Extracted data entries
(begin)

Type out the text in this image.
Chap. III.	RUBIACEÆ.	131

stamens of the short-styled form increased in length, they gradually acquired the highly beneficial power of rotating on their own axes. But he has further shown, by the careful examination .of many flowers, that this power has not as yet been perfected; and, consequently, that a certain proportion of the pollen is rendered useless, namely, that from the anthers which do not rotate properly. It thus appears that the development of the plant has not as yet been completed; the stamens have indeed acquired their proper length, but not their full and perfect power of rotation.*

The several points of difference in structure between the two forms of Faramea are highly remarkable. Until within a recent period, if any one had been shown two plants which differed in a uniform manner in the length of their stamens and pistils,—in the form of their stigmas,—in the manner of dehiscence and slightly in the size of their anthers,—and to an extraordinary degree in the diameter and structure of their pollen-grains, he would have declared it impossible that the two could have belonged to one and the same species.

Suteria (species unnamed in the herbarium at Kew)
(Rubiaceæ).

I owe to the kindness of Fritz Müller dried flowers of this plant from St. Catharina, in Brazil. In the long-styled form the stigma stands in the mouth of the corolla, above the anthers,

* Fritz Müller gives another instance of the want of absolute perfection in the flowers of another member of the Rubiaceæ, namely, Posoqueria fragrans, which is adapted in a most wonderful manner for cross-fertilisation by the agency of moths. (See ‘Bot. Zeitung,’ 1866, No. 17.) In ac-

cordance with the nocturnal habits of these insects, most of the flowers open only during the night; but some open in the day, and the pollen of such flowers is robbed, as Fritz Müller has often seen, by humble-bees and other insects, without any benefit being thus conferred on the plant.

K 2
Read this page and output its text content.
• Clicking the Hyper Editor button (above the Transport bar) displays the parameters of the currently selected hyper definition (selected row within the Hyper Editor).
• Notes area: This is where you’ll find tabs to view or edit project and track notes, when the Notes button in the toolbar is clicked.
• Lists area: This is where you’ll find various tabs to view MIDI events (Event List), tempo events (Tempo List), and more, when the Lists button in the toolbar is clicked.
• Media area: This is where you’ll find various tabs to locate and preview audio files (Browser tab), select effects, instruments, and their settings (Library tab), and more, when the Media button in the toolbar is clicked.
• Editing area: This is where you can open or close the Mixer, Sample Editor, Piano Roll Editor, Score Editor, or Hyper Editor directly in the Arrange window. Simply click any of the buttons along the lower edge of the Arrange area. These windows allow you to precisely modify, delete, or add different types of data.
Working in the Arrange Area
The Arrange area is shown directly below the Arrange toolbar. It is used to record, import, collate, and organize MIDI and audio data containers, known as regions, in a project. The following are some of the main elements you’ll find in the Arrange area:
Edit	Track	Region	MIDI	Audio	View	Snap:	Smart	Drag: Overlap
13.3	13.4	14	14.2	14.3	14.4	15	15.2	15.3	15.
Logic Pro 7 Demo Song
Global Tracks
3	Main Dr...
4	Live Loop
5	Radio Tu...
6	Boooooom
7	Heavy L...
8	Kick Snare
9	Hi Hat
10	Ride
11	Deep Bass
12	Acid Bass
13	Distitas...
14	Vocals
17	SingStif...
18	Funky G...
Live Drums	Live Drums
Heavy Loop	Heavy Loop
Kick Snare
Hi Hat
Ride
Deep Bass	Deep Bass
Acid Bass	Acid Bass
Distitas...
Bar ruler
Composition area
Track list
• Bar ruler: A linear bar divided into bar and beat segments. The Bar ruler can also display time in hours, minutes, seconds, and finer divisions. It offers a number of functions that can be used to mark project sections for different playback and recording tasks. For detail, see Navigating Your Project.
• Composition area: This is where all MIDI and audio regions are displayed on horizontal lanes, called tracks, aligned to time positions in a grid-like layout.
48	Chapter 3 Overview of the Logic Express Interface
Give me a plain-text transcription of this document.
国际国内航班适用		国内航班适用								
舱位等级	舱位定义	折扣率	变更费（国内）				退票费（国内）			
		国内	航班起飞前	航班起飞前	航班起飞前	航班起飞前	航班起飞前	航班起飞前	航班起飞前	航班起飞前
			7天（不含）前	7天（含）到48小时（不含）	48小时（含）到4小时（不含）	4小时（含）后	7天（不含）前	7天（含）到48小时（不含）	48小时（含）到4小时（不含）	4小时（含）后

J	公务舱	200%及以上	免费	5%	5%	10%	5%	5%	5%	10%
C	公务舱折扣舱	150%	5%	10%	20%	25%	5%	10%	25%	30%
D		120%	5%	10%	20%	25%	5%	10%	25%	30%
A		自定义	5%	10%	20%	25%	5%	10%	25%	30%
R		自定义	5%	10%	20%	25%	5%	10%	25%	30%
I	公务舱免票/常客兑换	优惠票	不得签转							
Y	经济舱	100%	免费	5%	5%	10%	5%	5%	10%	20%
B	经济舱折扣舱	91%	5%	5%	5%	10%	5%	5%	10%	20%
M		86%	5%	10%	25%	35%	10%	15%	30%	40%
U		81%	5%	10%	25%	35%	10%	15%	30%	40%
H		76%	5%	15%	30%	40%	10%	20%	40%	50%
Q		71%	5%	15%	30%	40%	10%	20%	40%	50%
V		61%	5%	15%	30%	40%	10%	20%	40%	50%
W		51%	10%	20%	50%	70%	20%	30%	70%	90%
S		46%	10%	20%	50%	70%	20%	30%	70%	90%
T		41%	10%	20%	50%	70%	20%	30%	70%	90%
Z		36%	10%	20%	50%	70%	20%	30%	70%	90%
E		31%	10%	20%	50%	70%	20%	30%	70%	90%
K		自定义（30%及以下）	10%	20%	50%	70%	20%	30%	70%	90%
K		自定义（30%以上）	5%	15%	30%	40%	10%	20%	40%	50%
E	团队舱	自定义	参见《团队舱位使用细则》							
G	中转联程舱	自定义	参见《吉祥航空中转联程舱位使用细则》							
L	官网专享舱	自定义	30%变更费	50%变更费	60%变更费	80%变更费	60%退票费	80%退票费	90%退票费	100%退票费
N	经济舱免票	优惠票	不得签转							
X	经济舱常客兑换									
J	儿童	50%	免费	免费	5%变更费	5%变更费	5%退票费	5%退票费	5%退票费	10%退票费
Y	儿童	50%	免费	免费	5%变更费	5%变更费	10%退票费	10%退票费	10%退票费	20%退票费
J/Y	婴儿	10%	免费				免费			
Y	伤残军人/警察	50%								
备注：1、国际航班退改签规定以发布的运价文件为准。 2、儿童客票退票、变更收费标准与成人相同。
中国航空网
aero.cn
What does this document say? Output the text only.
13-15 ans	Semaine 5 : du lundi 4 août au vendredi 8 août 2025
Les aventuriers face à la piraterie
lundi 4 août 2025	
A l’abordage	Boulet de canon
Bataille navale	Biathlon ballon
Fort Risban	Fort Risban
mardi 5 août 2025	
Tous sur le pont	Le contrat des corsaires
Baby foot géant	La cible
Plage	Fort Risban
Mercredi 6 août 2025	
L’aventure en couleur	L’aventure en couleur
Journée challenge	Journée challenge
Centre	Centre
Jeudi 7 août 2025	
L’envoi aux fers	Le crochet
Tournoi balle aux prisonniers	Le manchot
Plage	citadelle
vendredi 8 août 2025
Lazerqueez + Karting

(end)

> _REQUIRED WORK_: Write out each line of the data above again, exactly as given.

> _RESPONSE BELOW_:
Type out the text in this image.
Chap. III.	RUBIACEÆ.	131

stamens of the short-styled form increased in length, they gradually acquired the highly beneficial power of rotating on their own axes. But he has further shown, by the careful examination .of many flowers, that this power has not as yet been perfected; and, consequently, that a certain proportion of the pollen is rendered useless, namely, that from the anthers which do not rotate properly. It thus appears that the development of the plant has not as yet been completed; the stamens have indeed acquired their proper length, but not their full and perfect power of rotation.*

The several points of difference in structure between the two forms of Faramea are highly remarkable. Until within a recent period, if any one had been shown two plants which differed in a uniform manner in the length of their stamens and pistils,—in the form of their stigmas,—in the manner of dehiscence and slightly in the size of their anthers,—and to an extraordinary degree in the diameter and structure of their pollen-grains, he would have declared it impossible that the two could have belonged to one and the same species.

Suteria (species unnamed in the herbarium at Kew)
(Rubiaceæ).

I owe to the kindness of Fritz Müller dried flowers of this plant from St. Catharina, in Brazil. In the long-styled form the stigma stands in the mouth of the corolla, above the anthers,

* Fritz Müller gives another instance of the want of absolute perfection in the flowers of another member of the Rubiaceæ, namely, Posoqueria fragrans, which is adapted in a most wonderful manner for cross-fertilisation by the agency of moths. (See ‘Bot. Zeitung,’ 1866, No. 17.) In ac-

cordance with the nocturnal habits of these insects, most of the flowers open only during the night; but some open in the day, and the pollen of such flowers is robbed, as Fritz Müller has often seen, by humble-bees and other insects, without any benefit being thus conferred on the plant.

K 2
Read this page and output its text content.
• Clicking the Hyper Editor button (above the Transport bar) displays the parameters of the currently selected hyper definition (selected row within the Hyper Editor).
• Notes area: This is where you’ll find tabs to view or edit project and track notes, when the Notes button in the toolbar is clicked.
• Lists area: This is where you’ll find various tabs to view MIDI events (Event List), tempo events (Tempo List), and more, when the Lists button in the toolbar is clicked.
• Media area: This is where you’ll find various tabs to locate and preview audio files (Browser tab), select effects, instruments, and their settings (Library tab), and more, when the Media button in the toolbar is clicked.
• Editing area: This is where you can open or close the Mixer, Sample Editor, Piano Roll Editor, Score Editor, or Hyper Editor directly in the Arrange window. Simply click any of the buttons along the lower edge of the Arrange area. These windows allow you to precisely modify, delete, or add different types of data.
Working in the Arrange Area
The Arrange area is shown directly below the Arrange toolbar. It is used to record, import, collate, and organize MIDI and audio data containers, known as regions, in a project. The following are some of the main elements you’ll find in the Arrange area:
Edit	Track	Region	MIDI	Audio	View	Snap:	Smart	Drag: Overlap
13.3	13.4	14	14.2	14.3	14.4	15	15.2	15.3	15.
Logic Pro 7 Demo Song
Global Tracks
3	Main Dr...
4	Live Loop
5	Radio Tu...
6	Boooooom
7	Heavy L...
8	Kick Snare
9	Hi Hat
10	Ride
11	Deep Bass
12	Acid Bass
13	Distitas...
14	Vocals
17	SingStif...
18	Funky G...
Live Drums	Live Drums
Heavy Loop	Heavy Loop
Kick Snare
Hi Hat
Ride
Deep Bass	Deep Bass
Acid Bass	Acid Bass
Distitas...
Bar ruler
Composition area
Track list
• Bar ruler: A linear bar divided into bar and beat segments. The Bar ruler can also display time in hours, minutes, seconds, and finer divisions. It offers a number of functions that can be used to mark project sections for different playback and recording tasks. For detail, see Navigating Your Project.
• Composition area: This is where all MIDI and audio regions are displayed on horizontal lanes, called tracks, aligned to time positions in a grid-like layout.
48	Chapter 3 Overview of the Logic Express Interface
Give me a plain-text transcription of this document.
国际国内航班适用		国内航班适用								
舱位等级	舱位定义	折扣率	变更费（国内）				退票费（国内）			
		国内	航班起飞前	航班起飞前	航班起飞前	航班起飞前	航班起飞前	航班起飞前	航班起飞前	航班起飞前
			7天（不含）前	7天（含）到48小时（不含）	48小时（含）到4小时（不含）	4小时（含）后	7天（不含）前	7天（含）到48小时（不含）	48小时（含）到4小时（不含）	4小时（含）后

J	公务舱	200%及以上	免费	5%	5%	10%	5%	5%	5%	10%
C	公务舱折扣舱	150%	5%	10%	20%	25%	5%	10%	25%	30%
D		120%	5%	10%	20%	25%	5%	10%	25%	30%
A		自定义	5%	10%	20%	25%	5%	10%	25%	30%
R		自定义	5%	10%	20%	25%	5%	10%	25%	30%
I	公务舱免票/常客兑换	优惠票	不得签转							
Y	经济舱	100%	免费	5%	5%	10%	5%	5%	10%	20%
B	经济舱折扣舱	91%	5%	5%	5%	10%	5%	5%	10%	20%
M		86%	5%	10%	25%	35%	10%	15%	30%	40%
U		81%	5%	10%	25%	35%	10%	15%	30%	40%
H		76%	5%	15%	30%	40%	10%	20%	40%	50%
Q		71%	5%	15%	30%	40%	10%	20%	40%	50%
V		61%	5%	15%	30%	40%	10%	20%	40%	50%
W		51%	10%	20%	50%	70%	20%	30%	70%	90%
S		46%	10%	20%	50%	70%	20%	30%	70%	90%
T		41%	10%	20%	50%	70%	20%	30%	70%	90%
Z		36%	10%	20%	50%	70%	20%	30%	70%	90%
E		31%	10%	20%	50%	70%	20%	30%	70%	90%
K		自定义（30%及以下）	10%	20%	50%	70%	20%	30%	70%	90%
K		自定义（30%以上）	5%	15%	30%	40%	10%	20%	40%	50%
E	团队舱	自定义	参见《团队舱位使用细则》							
G	中转联程舱	自定义	参见《吉祥航空中转联程舱位使用细则》							
L	官网专享舱	自定义	30%变更费	50%变更费	60%变更费	80%变更费	60%退票费	80%退票费	90%退票费	100%退票费
N	经济舱免票	优惠票	不得签转							
X	经济舱常客兑换									
J	儿童	50%	免费	免费	5%变更费	5%变更费	5%退票费	5%退票费	5%退票费	10%退票费
Y	儿童	50%	免费	免费	5%变更费	5%变更费	10%退票费	10%退票费	10%退票费	20%退票费
J/Y	婴儿	10%	免费				免费			
Y	伤残军人/警察	50%								
备注：1、国际航班退改签规定以发布的运价文件为准。 2、儿童客票退票、变更收费标准与成人相同。
中国航空网
aero.cn
What does this document say? Output the text only.
13-15 ans	Semaine 5 : du lundi 4 août au vendredi 8 août 2025
Les aventuriers face à la piraterie
lundi 4 août 2025	
A l’abordage	Boulet de canon
Bataille navale	Biathlon ballon
Fort Risban	Fort Risban
mardi 5 août 2025	
Tous sur le pont	Le contrat des corsaires
Baby foot géant	La cible
Plage	Fort Risban
Mercredi 6 août 2025	
L’aventure en couleur	L’aventure en couleur
Journée challenge	Journée challenge
Centre	Centre
Jeudi 7 août 2025	
L’envoi aux fers	Le crochet
Tournoi balle aux prisonniers	Le manchot
Plage	citadelle
vendredi 8 août 2025
Lazerqueez + Karting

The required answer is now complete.